What to produce:
Pictures stay out of the copy; output exactly the lines from the one containing "Transcribe the text in this document." through the end of the material.

Data for this exercise:
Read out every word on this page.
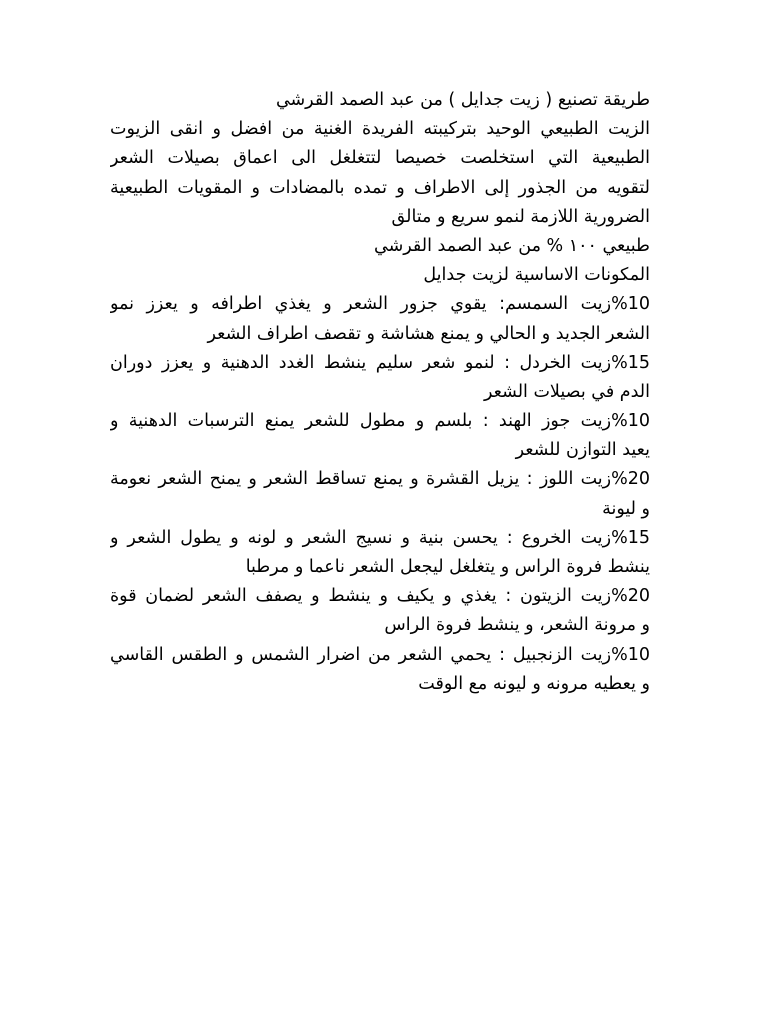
طريقة تصنيع ( زيت جدايل ) من عبد الصمد القرشي
الزيت الطبيعي الوحيد بتركيبته الفريدة الغنية من افضل و انقى الزيوت
الطبيعية التي استخلصت خصيصا لتتغلغل الى اعماق بصيلات الشعر
لتقويه من الجذور إلى الاطراف و تمده بالمضادات و المقويات الطبيعية
الضرورية اللازمة لنمو سريع و متالق
طبيعي ١٠٠ % من عبد الصمد القرشي
المكونات الاساسية لزيت جدايل
%10زيت السمسم: يقوي جزور الشعر و يغذي اطرافه و يعزز نمو
الشعر الجديد و الحالي و يمنع هشاشة و تقصف اطراف الشعر
%15زيت الخردل : لنمو شعر سليم ينشط الغدد الدهنية و يعزز دوران
الدم في بصيلات الشعر
%10زيت جوز الهند : بلسم و مطول للشعر يمنع الترسبات الدهنية و
يعيد التوازن للشعر
%20زيت اللوز : يزيل القشرة و يمنع تساقط الشعر و يمنح الشعر نعومة
و ليونة
%15زيت الخروع : يحسن بنية و نسيج الشعر و لونه و يطول الشعر و
ينشط فروة الراس و يتغلغل ليجعل الشعر ناعما و مرطبا
%20زيت الزيتون : يغذي و يكيف و ينشط و يصفف الشعر لضمان قوة
و مرونة الشعر، و ينشط فروة الراس
%10زيت الزنجبيل : يحمي الشعر من اضرار الشمس و الطقس القاسي
و يعطيه مرونه و ليونه مع الوقت
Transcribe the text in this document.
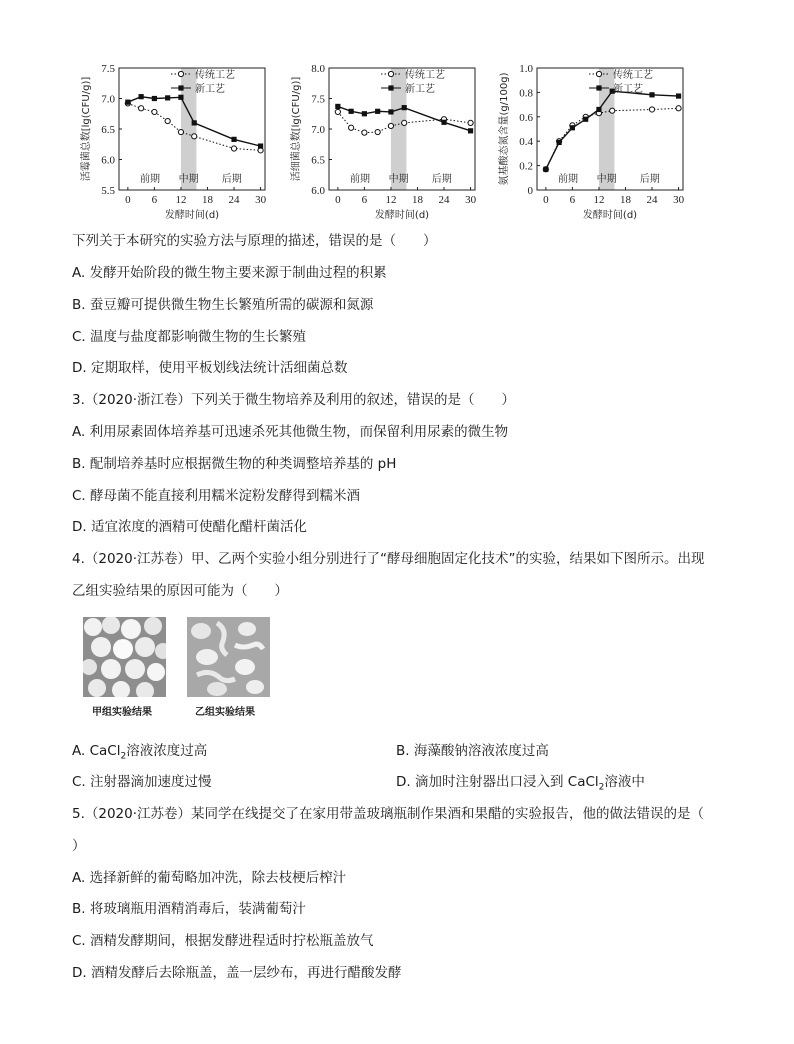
5.5
6.0
6.5
7.0
7.5
0 6 12 18 24 30
发酵时间(d)
活霉菌总数[lg(CFU/g)]	前期 中期 后期
传统工艺
新工艺
6.0
6.5
7.0
7.5
8.0
0 6 12 18 24 30
发酵时间(d)
活细菌总数[lg(CFU/g)]	前期 中期 后期
传统工艺
新工艺
0
0.2
0.4
0.6
0.8
1.0
0 6 12 18 24 30
发酵时间(d)
氨基酸态氮含量(g/100g)	前期 中期 后期
传统工艺
新工艺
下列关于本研究的实验方法与原理的描述，错误的是（　　）
A. 发酵开始阶段的微生物主要来源于制曲过程的积累
B. 蚕豆瓣可提供微生物生长繁殖所需的碳源和氮源
C. 温度与盐度都影响微生物的生长繁殖
D. 定期取样，使用平板划线法统计活细菌总数
3.（2020·浙江卷）下列关于微生物培养及利用的叙述，错误的是（　　）
A. 利用尿素固体培养基可迅速杀死其他微生物，而保留利用尿素的微生物
B. 配制培养基时应根据微生物的种类调整培养基的 pH
C. 酵母菌不能直接利用糯米淀粉发酵得到糯米酒
D. 适宜浓度的酒精可使醋化醋杆菌活化
4.（2020·江苏卷）甲、乙两个实验小组分别进行了“酵母细胞固定化技术”的实验，结果如下图所示。出现
乙组实验结果的原因可能为（　　）
甲组实验结果	乙组实验结果
A. CaCl$_2$溶液浓度过高	B. 海藻酸钠溶液浓度过高
C. 注射器滴加速度过慢	D. 滴加时注射器出口浸入到 CaCl$_2$溶液中
5.（2020·江苏卷）某同学在线提交了在家用带盖玻璃瓶制作果酒和果醋的实验报告，他的做法错误的是（
）
A. 选择新鲜的葡萄略加冲洗，除去枝梗后榨汁
B. 将玻璃瓶用酒精消毒后，装满葡萄汁
C. 酒精发酵期间，根据发酵进程适时拧松瓶盖放气
D. 酒精发酵后去除瓶盖，盖一层纱布，再进行醋酸发酵
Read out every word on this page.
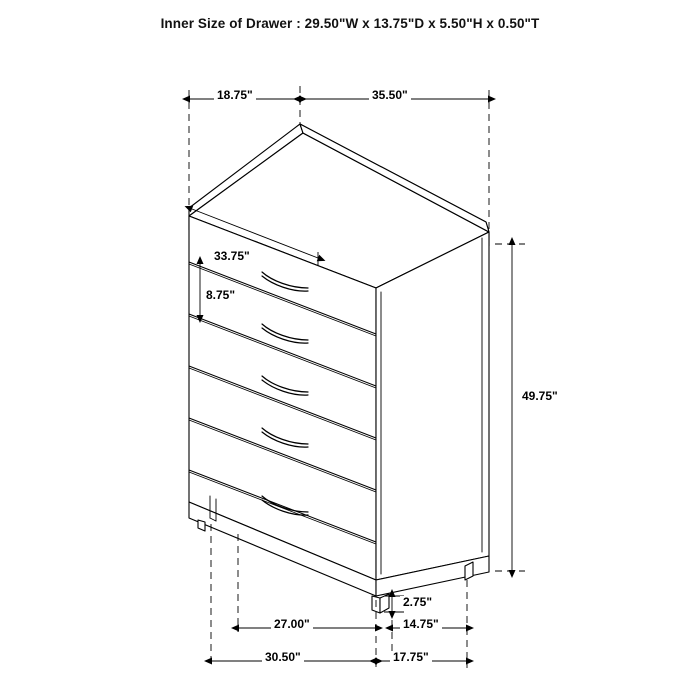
Inner Size of Drawer : 29.50"W x 13.75"D x 5.50"H x 0.50"T
18.75"	35.50"
33.75"
8.75"
49.75"
2.75"
27.00"	14.75"
30.50"	17.75"
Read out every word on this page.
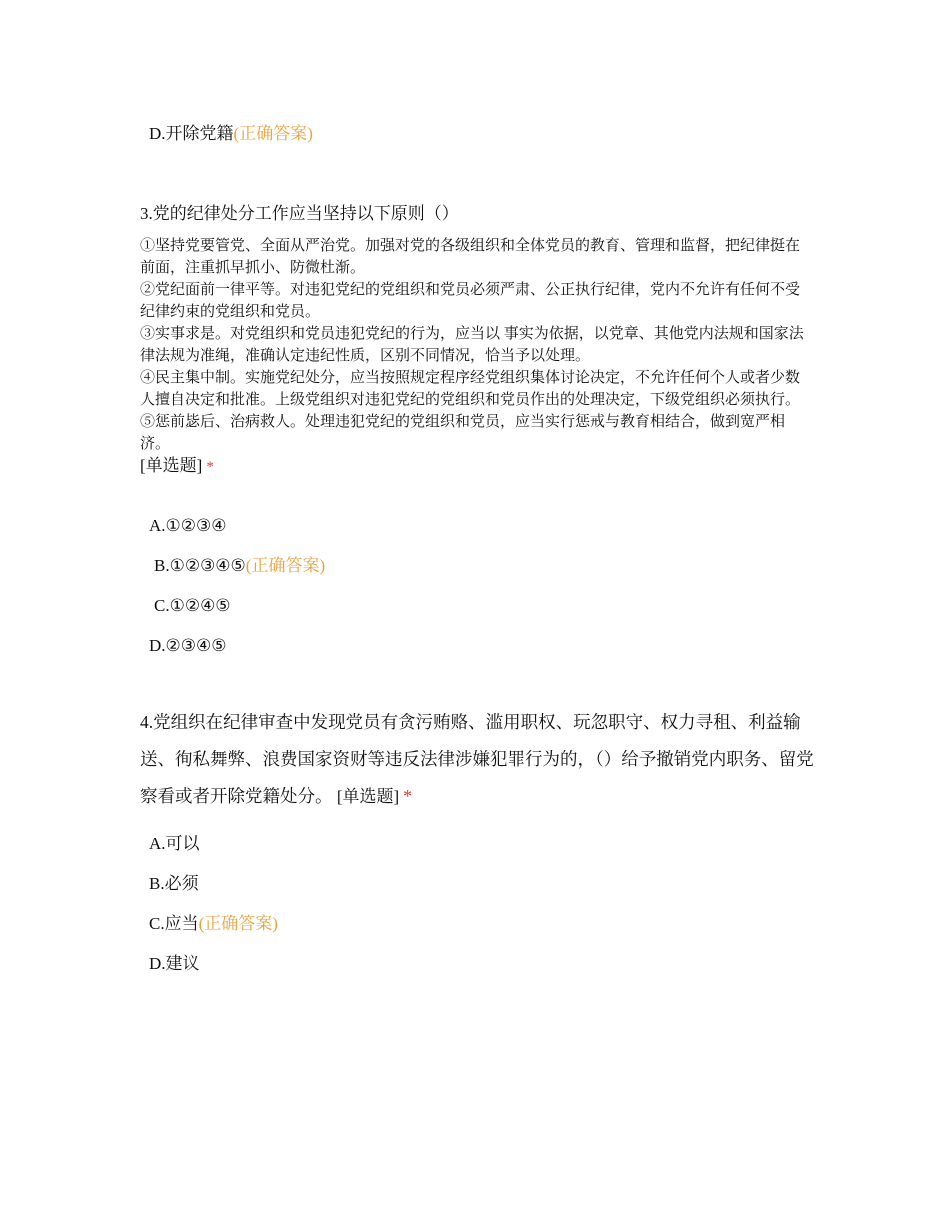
D.开除党籍(正确答案)
3.党的纪律处分工作应当坚持以下原则（）

①坚持党要管党、全面从严治党。加强对党的各级组织和全体党员的教育、管理和监督，把纪律挺在前面，注重抓早抓小、防微杜渐。

②党纪面前一律平等。对违犯党纪的党组织和党员必须严肃、公正执行纪律，党内不允许有任何不受纪律约束的党组织和党员。

③实事求是。对党组织和党员违犯党纪的行为，应当以 事实为依据，以党章、其他党内法规和国家法律法规为准绳，准确认定违纪性质，区别不同情况，恰当予以处理。

④民主集中制。实施党纪处分，应当按照规定程序经党组织集体讨论决定，不允许任何个人或者少数人擅自决定和批准。上级党组织对违犯党纪的党组织和党员作出的处理决定，下级党组织必须执行。

⑤惩前毖后、治病救人。处理违犯党纪的党组织和党员，应当实行惩戒与教育相结合，做到宽严相济。

[单选题] *

A.①②③④
B.①②③④⑤(正确答案)
C.①②④⑤
D.②③④⑤
4.党组织在纪律审查中发现党员有贪污贿赂、滥用职权、玩忽职守、权力寻租、利益输送、徇私舞弊、浪费国家资财等违反法律涉嫌犯罪行为的，（）给予撤销党内职务、留党察看或者开除党籍处分。 [单选题] *
A.可以
B.必须
C.应当(正确答案)
D.建议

Task result:
Transcribe the text in this document.
5.5
6.0
6.5
7.0
7.5
0 6 12 18 24 30
发酵时间(d)
活霉菌总数[lg(CFU/g)]	前期 中期 后期
传统工艺
新工艺
6.0
6.5
7.0
7.5
8.0
0 6 12 18 24 30
发酵时间(d)
活细菌总数[lg(CFU/g)]	前期 中期 后期
传统工艺
新工艺
0
0.2
0.4
0.6
0.8
1.0
0 6 12 18 24 30
发酵时间(d)
氨基酸态氮含量(g/100g)	前期 中期 后期
传统工艺
新工艺
下列关于本研究的实验方法与原理的描述，错误的是（　　）
A. 发酵开始阶段的微生物主要来源于制曲过程的积累
B. 蚕豆瓣可提供微生物生长繁殖所需的碳源和氮源
C. 温度与盐度都影响微生物的生长繁殖
D. 定期取样，使用平板划线法统计活细菌总数
3.（2020·浙江卷）下列关于微生物培养及利用的叙述，错误的是（　　）
A. 利用尿素固体培养基可迅速杀死其他微生物，而保留利用尿素的微生物
B. 配制培养基时应根据微生物的种类调整培养基的 pH
C. 酵母菌不能直接利用糯米淀粉发酵得到糯米酒
D. 适宜浓度的酒精可使醋化醋杆菌活化
4.（2020·江苏卷）甲、乙两个实验小组分别进行了“酵母细胞固定化技术”的实验，结果如下图所示。出现
乙组实验结果的原因可能为（　　）
甲组实验结果	乙组实验结果
A. CaCl$_2$溶液浓度过高	B. 海藻酸钠溶液浓度过高
C. 注射器滴加速度过慢	D. 滴加时注射器出口浸入到 CaCl$_2$溶液中
5.（2020·江苏卷）某同学在线提交了在家用带盖玻璃瓶制作果酒和果醋的实验报告，他的做法错误的是（
）
A. 选择新鲜的葡萄略加冲洗，除去枝梗后榨汁
B. 将玻璃瓶用酒精消毒后，装满葡萄汁
C. 酒精发酵期间，根据发酵进程适时拧松瓶盖放气
D. 酒精发酵后去除瓶盖，盖一层纱布，再进行醋酸发酵
Read out every word on this page.
Inner Size of Drawer : 29.50"W x 13.75"D x 5.50"H x 0.50"T
18.75"	35.50"
33.75"
8.75"
49.75"
2.75"
27.00"	14.75"
30.50"	17.75"
Read out every word on this page.
D.开除党籍(正确答案)
3.党的纪律处分工作应当坚持以下原则（）

①坚持党要管党、全面从严治党。加强对党的各级组织和全体党员的教育、管理和监督，把纪律挺在前面，注重抓早抓小、防微杜渐。

②党纪面前一律平等。对违犯党纪的党组织和党员必须严肃、公正执行纪律，党内不允许有任何不受纪律约束的党组织和党员。

③实事求是。对党组织和党员违犯党纪的行为，应当以 事实为依据，以党章、其他党内法规和国家法律法规为准绳，准确认定违纪性质，区别不同情况，恰当予以处理。

④民主集中制。实施党纪处分，应当按照规定程序经党组织集体讨论决定，不允许任何个人或者少数人擅自决定和批准。上级党组织对违犯党纪的党组织和党员作出的处理决定，下级党组织必须执行。

⑤惩前毖后、治病救人。处理违犯党纪的党组织和党员，应当实行惩戒与教育相结合，做到宽严相济。

[单选题] *

A.①②③④
B.①②③④⑤(正确答案)
C.①②④⑤
D.②③④⑤
4.党组织在纪律审查中发现党员有贪污贿赂、滥用职权、玩忽职守、权力寻租、利益输送、徇私舞弊、浪费国家资财等违反法律涉嫌犯罪行为的，（）给予撤销党内职务、留党察看或者开除党籍处分。 [单选题] *
A.可以
B.必须
C.应当(正确答案)
D.建议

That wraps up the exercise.